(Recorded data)
^^^^^^^^
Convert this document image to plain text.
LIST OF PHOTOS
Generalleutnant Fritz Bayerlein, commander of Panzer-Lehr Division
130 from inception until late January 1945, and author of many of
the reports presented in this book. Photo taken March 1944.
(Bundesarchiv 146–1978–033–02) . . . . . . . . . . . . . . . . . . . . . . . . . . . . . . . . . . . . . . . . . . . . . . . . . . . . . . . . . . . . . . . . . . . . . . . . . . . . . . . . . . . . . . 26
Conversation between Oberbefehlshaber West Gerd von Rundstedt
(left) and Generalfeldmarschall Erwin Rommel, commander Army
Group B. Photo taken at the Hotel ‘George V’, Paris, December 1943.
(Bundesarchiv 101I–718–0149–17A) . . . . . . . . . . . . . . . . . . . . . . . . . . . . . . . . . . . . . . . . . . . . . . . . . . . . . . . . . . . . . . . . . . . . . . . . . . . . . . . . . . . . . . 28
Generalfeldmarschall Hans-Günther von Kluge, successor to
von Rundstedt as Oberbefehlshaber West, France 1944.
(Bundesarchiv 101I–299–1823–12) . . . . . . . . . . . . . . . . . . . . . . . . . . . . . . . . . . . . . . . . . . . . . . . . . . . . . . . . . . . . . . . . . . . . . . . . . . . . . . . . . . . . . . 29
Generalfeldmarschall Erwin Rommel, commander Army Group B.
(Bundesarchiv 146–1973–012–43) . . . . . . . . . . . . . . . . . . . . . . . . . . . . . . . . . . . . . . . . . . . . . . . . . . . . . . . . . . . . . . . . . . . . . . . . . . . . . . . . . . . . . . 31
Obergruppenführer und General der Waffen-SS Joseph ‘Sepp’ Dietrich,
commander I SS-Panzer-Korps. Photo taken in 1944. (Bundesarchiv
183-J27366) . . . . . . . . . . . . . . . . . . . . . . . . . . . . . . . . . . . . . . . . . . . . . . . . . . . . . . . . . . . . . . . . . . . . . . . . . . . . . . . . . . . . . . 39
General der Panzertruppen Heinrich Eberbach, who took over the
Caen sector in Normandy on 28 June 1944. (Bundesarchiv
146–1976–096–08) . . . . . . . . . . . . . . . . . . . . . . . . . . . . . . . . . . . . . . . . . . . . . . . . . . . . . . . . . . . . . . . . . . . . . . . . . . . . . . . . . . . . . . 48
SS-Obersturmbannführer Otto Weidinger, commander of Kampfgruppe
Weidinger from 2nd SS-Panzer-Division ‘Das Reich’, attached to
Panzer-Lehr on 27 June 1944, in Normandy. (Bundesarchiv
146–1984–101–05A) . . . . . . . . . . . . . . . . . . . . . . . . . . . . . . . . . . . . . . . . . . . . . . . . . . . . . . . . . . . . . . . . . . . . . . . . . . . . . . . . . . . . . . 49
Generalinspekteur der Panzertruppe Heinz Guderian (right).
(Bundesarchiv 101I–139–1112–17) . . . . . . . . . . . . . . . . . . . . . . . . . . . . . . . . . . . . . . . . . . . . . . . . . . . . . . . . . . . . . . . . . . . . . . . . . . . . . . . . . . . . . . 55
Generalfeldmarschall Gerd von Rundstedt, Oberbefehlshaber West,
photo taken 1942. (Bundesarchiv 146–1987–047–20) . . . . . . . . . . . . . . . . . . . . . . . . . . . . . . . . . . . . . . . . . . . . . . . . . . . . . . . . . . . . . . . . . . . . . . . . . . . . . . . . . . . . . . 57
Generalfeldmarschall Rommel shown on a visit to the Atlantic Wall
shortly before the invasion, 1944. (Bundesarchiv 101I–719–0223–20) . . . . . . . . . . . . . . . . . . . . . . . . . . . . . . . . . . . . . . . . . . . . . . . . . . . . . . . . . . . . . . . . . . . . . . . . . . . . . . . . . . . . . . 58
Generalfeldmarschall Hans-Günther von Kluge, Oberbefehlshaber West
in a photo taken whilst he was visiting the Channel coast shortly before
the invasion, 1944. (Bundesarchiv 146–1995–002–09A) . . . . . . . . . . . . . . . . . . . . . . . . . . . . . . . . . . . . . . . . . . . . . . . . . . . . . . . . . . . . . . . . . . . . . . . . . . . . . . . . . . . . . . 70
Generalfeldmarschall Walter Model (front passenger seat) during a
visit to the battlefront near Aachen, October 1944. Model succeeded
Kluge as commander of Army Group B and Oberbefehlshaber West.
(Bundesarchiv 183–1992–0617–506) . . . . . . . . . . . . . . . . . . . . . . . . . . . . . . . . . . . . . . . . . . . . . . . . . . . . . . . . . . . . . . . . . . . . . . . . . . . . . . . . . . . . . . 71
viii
^^^^^^^^
Extract each line from the listing that holds the word "invasion".

Finished exercise:
shortly before the invasion, 1944. (Bundesarchiv 101I–719–0223–20) . . . . . . . . . . . . . . . . . . . . . . . . . . . . . . . . . . . . . . . . . . . . . . . . . . . . . . . . . . . . . . . . . . . . . . . . . . . . . . . . . . . . . . 58
the invasion, 1944. (Bundesarchiv 146–1995–002–09A) . . . . . . . . . . . . . . . . . . . . . . . . . . . . . . . . . . . . . . . . . . . . . . . . . . . . . . . . . . . . . . . . . . . . . . . . . . . . . . . . . . . . . . 70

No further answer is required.